> Task to carry out
Copy each of the entries below faithfully, setting aside any pictures.

(Extracted records)
((

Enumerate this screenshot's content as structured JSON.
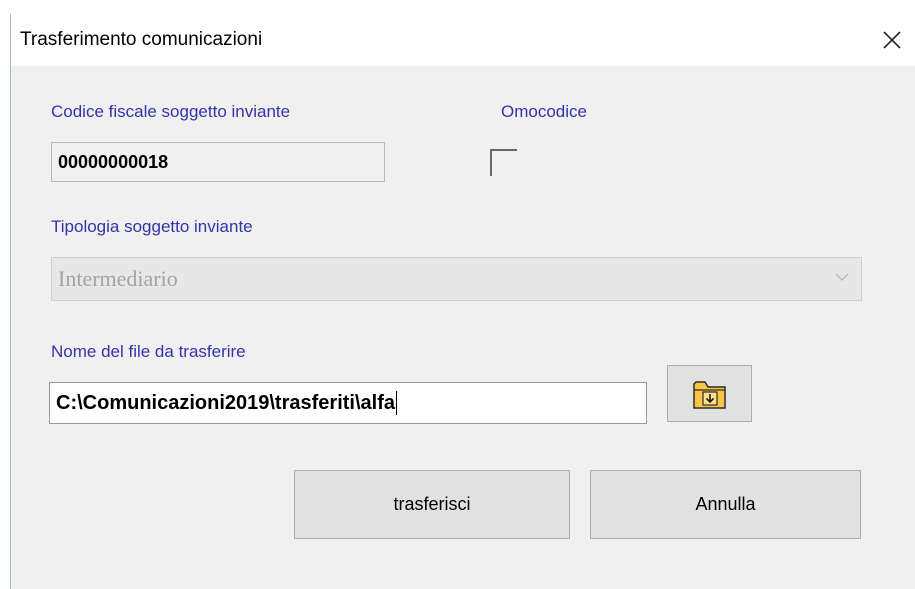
{
  "window": {
    "title": "Trasferimento comunicazioni",
    "close_icon": "close-icon"
  },
  "form": {
    "codice_fiscale_label": "Codice fiscale soggetto inviante",
    "codice_fiscale_value": "00000000018",
    "omocodice_label": "Omocodice",
    "omocodice_checked": false,
    "tipologia_label": "Tipologia soggetto inviante",
    "tipologia_value": "Intermediario",
    "file_label": "Nome del file da trasferire",
    "file_value": "C:\\Comunicazioni2019\\trasferiti\\alfa",
    "browse_icon": "folder-import-icon"
  },
  "buttons": {
    "transfer_label": "trasferisci",
    "cancel_label": "Annulla"
  },
  "colors": {
    "label": "#3333aa",
    "folder": "#f7c744"
  }
}
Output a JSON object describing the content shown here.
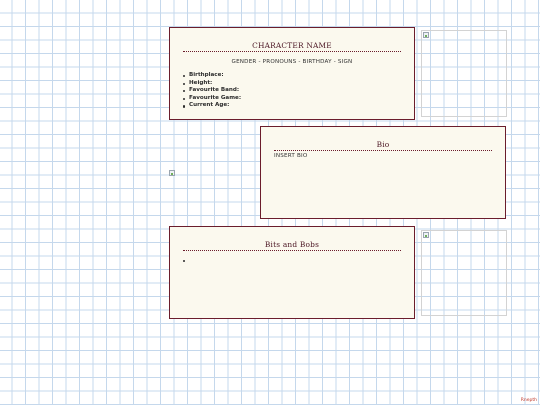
{
  "profile": {
    "name": "CHARACTER NAME",
    "meta": "GENDER - PRONOUNS - BIRTHDAY - SIGN",
    "facts": [
      "Birthplace:",
      "Height:",
      "Favourite Band:",
      "Favourite Game:",
      "Current Age:"
    ]
  },
  "bio": {
    "title": "Bio",
    "text": "INSERT BIO"
  },
  "bits": {
    "title": "Bits and Bobs",
    "items": [
      ""
    ]
  },
  "credit": "Rnepth"
}
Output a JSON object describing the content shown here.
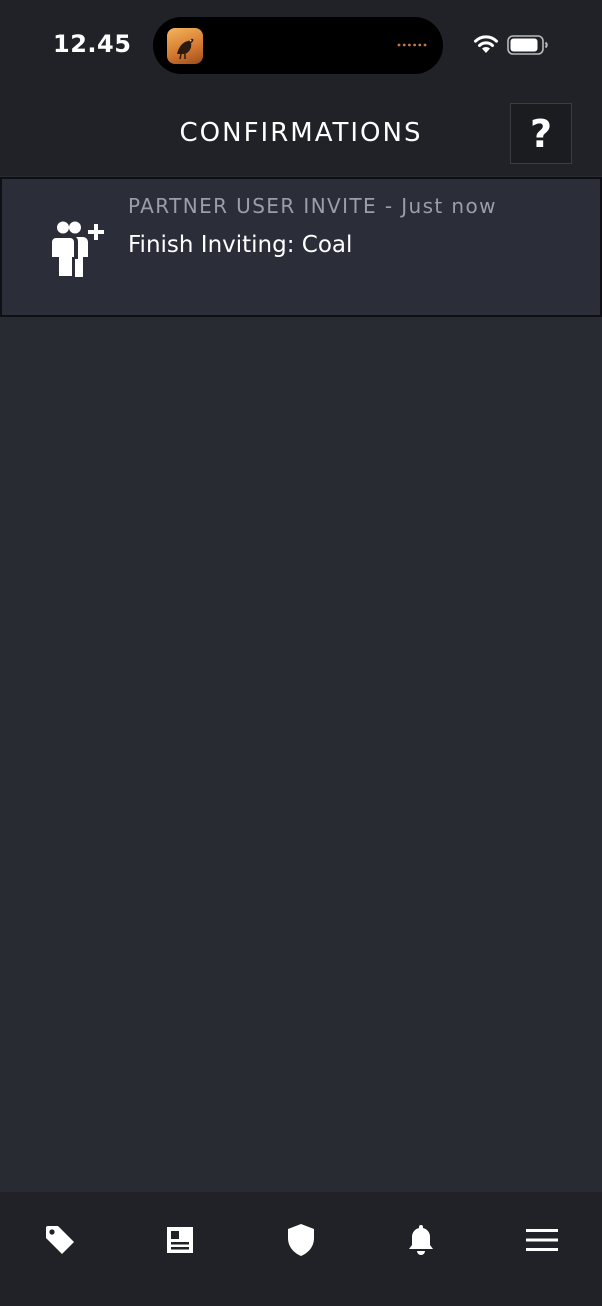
{
  "status_bar": {
    "time": "12.45",
    "island_app_icon": "bird-app-icon"
  },
  "header": {
    "title": "CONFIRMATIONS",
    "help_label": "?"
  },
  "confirmations": [
    {
      "icon": "add-user-icon",
      "type_label": "PARTNER USER INVITE - Just now",
      "title": "Finish Inviting: Coal"
    }
  ],
  "bottom_nav": {
    "items": [
      "tag-icon",
      "news-icon",
      "shield-icon",
      "bell-icon",
      "menu-icon"
    ]
  },
  "colors": {
    "background": "#292b33",
    "header_bg": "#202227",
    "row_bg": "#2b2e38",
    "muted_text": "#9a9ea8"
  }
}
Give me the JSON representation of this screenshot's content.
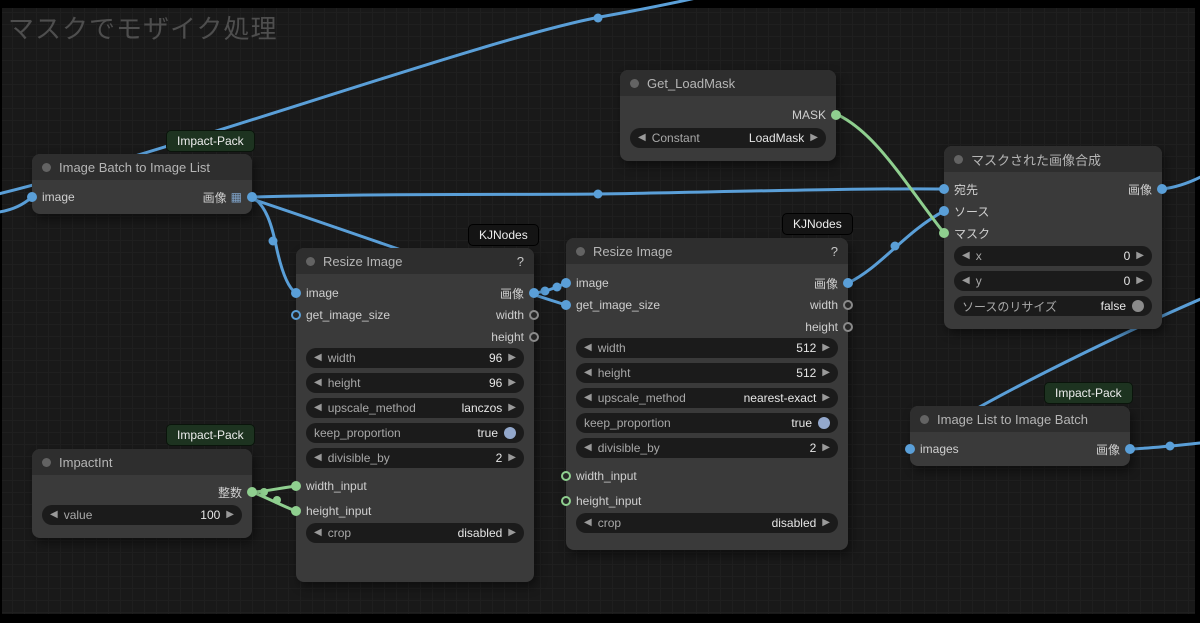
{
  "canvas_title": "マスクでモザイク処理",
  "colors": {
    "wire_image": "#5a9fd8",
    "wire_mask": "#90cf90",
    "toggle_true": "#93a8cc",
    "toggle_false": "#8a8a8a",
    "node_bg": "#3a3a3a",
    "node_header": "#2e2e2e",
    "widget_bg": "#1b1b1b"
  },
  "icons": {
    "arrow_left": "◀",
    "arrow_right": "▶",
    "help": "?",
    "list_grid": "▦"
  },
  "nodes": {
    "batch_to_list": {
      "title": "Image Batch to Image List",
      "badge": "Impact-Pack",
      "input_image": "image",
      "output_image": "画像"
    },
    "get_loadmask": {
      "title": "Get_LoadMask",
      "output_mask": "MASK",
      "widget_constant": {
        "label": "Constant",
        "value": "LoadMask"
      }
    },
    "resize_small": {
      "title": "Resize Image",
      "badge": "KJNodes",
      "inputs": {
        "image": "image",
        "get_image_size": "get_image_size",
        "width_input": "width_input",
        "height_input": "height_input"
      },
      "outputs": {
        "image": "画像",
        "width": "width",
        "height": "height"
      },
      "widgets": [
        {
          "label": "width",
          "value": "96"
        },
        {
          "label": "height",
          "value": "96"
        },
        {
          "label": "upscale_method",
          "value": "lanczos"
        },
        {
          "label": "keep_proportion",
          "value": "true"
        },
        {
          "label": "divisible_by",
          "value": "2"
        },
        {
          "label": "crop",
          "value": "disabled"
        }
      ]
    },
    "resize_large": {
      "title": "Resize Image",
      "badge": "KJNodes",
      "inputs": {
        "image": "image",
        "get_image_size": "get_image_size",
        "width_input": "width_input",
        "height_input": "height_input"
      },
      "outputs": {
        "image": "画像",
        "width": "width",
        "height": "height"
      },
      "widgets": [
        {
          "label": "width",
          "value": "512"
        },
        {
          "label": "height",
          "value": "512"
        },
        {
          "label": "upscale_method",
          "value": "nearest-exact"
        },
        {
          "label": "keep_proportion",
          "value": "true"
        },
        {
          "label": "divisible_by",
          "value": "2"
        },
        {
          "label": "crop",
          "value": "disabled"
        }
      ]
    },
    "impact_int": {
      "title": "ImpactInt",
      "badge": "Impact-Pack",
      "output_int": "整数",
      "widget_value": {
        "label": "value",
        "value": "100"
      }
    },
    "composite": {
      "title": "マスクされた画像合成",
      "inputs": {
        "destination": "宛先",
        "source": "ソース",
        "mask": "マスク"
      },
      "output_image": "画像",
      "widgets": [
        {
          "label": "x",
          "value": "0"
        },
        {
          "label": "y",
          "value": "0"
        },
        {
          "label": "ソースのリサイズ",
          "value": "false"
        }
      ]
    },
    "list_to_batch": {
      "title": "Image List to Image Batch",
      "badge": "Impact-Pack",
      "input_images": "images",
      "output_image": "画像"
    }
  }
}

))

> Answer to this problem
Enumerate this screenshot's content as structured JSON.
{
  "window": {
    "title": "Trasferimento comunicazioni",
    "close_icon": "close-icon"
  },
  "form": {
    "codice_fiscale_label": "Codice fiscale soggetto inviante",
    "codice_fiscale_value": "00000000018",
    "omocodice_label": "Omocodice",
    "omocodice_checked": false,
    "tipologia_label": "Tipologia soggetto inviante",
    "tipologia_value": "Intermediario",
    "file_label": "Nome del file da trasferire",
    "file_value": "C:\\Comunicazioni2019\\trasferiti\\alfa",
    "browse_icon": "folder-import-icon"
  },
  "buttons": {
    "transfer_label": "trasferisci",
    "cancel_label": "Annulla"
  },
  "colors": {
    "label": "#3333aa",
    "folder": "#f7c744"
  }
}
Output a JSON object describing the content shown here.
{
  "profile": {
    "name": "CHARACTER NAME",
    "meta": "GENDER - PRONOUNS - BIRTHDAY - SIGN",
    "facts": [
      "Birthplace:",
      "Height:",
      "Favourite Band:",
      "Favourite Game:",
      "Current Age:"
    ]
  },
  "bio": {
    "title": "Bio",
    "text": "INSERT BIO"
  },
  "bits": {
    "title": "Bits and Bobs",
    "items": [
      ""
    ]
  },
  "credit": "Rnepth"
}
Output a JSON object describing the content shown here.
{
  "status_bar": {
    "time": "12.45",
    "island_app_icon": "bird-app-icon"
  },
  "header": {
    "title": "CONFIRMATIONS",
    "help_label": "?"
  },
  "confirmations": [
    {
      "icon": "add-user-icon",
      "type_label": "PARTNER USER INVITE - Just now",
      "title": "Finish Inviting: Coal"
    }
  ],
  "bottom_nav": {
    "items": [
      "tag-icon",
      "news-icon",
      "shield-icon",
      "bell-icon",
      "menu-icon"
    ]
  },
  "colors": {
    "background": "#292b33",
    "header_bg": "#202227",
    "row_bg": "#2b2e38",
    "muted_text": "#9a9ea8"
  }
}
Give me the JSON representation of this screenshot's content.
{
  "canvas_title": "マスクでモザイク処理",
  "colors": {
    "wire_image": "#5a9fd8",
    "wire_mask": "#90cf90",
    "toggle_true": "#93a8cc",
    "toggle_false": "#8a8a8a",
    "node_bg": "#3a3a3a",
    "node_header": "#2e2e2e",
    "widget_bg": "#1b1b1b"
  },
  "icons": {
    "arrow_left": "◀",
    "arrow_right": "▶",
    "help": "?",
    "list_grid": "▦"
  },
  "nodes": {
    "batch_to_list": {
      "title": "Image Batch to Image List",
      "badge": "Impact-Pack",
      "input_image": "image",
      "output_image": "画像"
    },
    "get_loadmask": {
      "title": "Get_LoadMask",
      "output_mask": "MASK",
      "widget_constant": {
        "label": "Constant",
        "value": "LoadMask"
      }
    },
    "resize_small": {
      "title": "Resize Image",
      "badge": "KJNodes",
      "inputs": {
        "image": "image",
        "get_image_size": "get_image_size",
        "width_input": "width_input",
        "height_input": "height_input"
      },
      "outputs": {
        "image": "画像",
        "width": "width",
        "height": "height"
      },
      "widgets": [
        {
          "label": "width",
          "value": "96"
        },
        {
          "label": "height",
          "value": "96"
        },
        {
          "label": "upscale_method",
          "value": "lanczos"
        },
        {
          "label": "keep_proportion",
          "value": "true"
        },
        {
          "label": "divisible_by",
          "value": "2"
        },
        {
          "label": "crop",
          "value": "disabled"
        }
      ]
    },
    "resize_large": {
      "title": "Resize Image",
      "badge": "KJNodes",
      "inputs": {
        "image": "image",
        "get_image_size": "get_image_size",
        "width_input": "width_input",
        "height_input": "height_input"
      },
      "outputs": {
        "image": "画像",
        "width": "width",
        "height": "height"
      },
      "widgets": [
        {
          "label": "width",
          "value": "512"
        },
        {
          "label": "height",
          "value": "512"
        },
        {
          "label": "upscale_method",
          "value": "nearest-exact"
        },
        {
          "label": "keep_proportion",
          "value": "true"
        },
        {
          "label": "divisible_by",
          "value": "2"
        },
        {
          "label": "crop",
          "value": "disabled"
        }
      ]
    },
    "impact_int": {
      "title": "ImpactInt",
      "badge": "Impact-Pack",
      "output_int": "整数",
      "widget_value": {
        "label": "value",
        "value": "100"
      }
    },
    "composite": {
      "title": "マスクされた画像合成",
      "inputs": {
        "destination": "宛先",
        "source": "ソース",
        "mask": "マスク"
      },
      "output_image": "画像",
      "widgets": [
        {
          "label": "x",
          "value": "0"
        },
        {
          "label": "y",
          "value": "0"
        },
        {
          "label": "ソースのリサイズ",
          "value": "false"
        }
      ]
    },
    "list_to_batch": {
      "title": "Image List to Image Batch",
      "badge": "Impact-Pack",
      "input_images": "images",
      "output_image": "画像"
    }
  }
}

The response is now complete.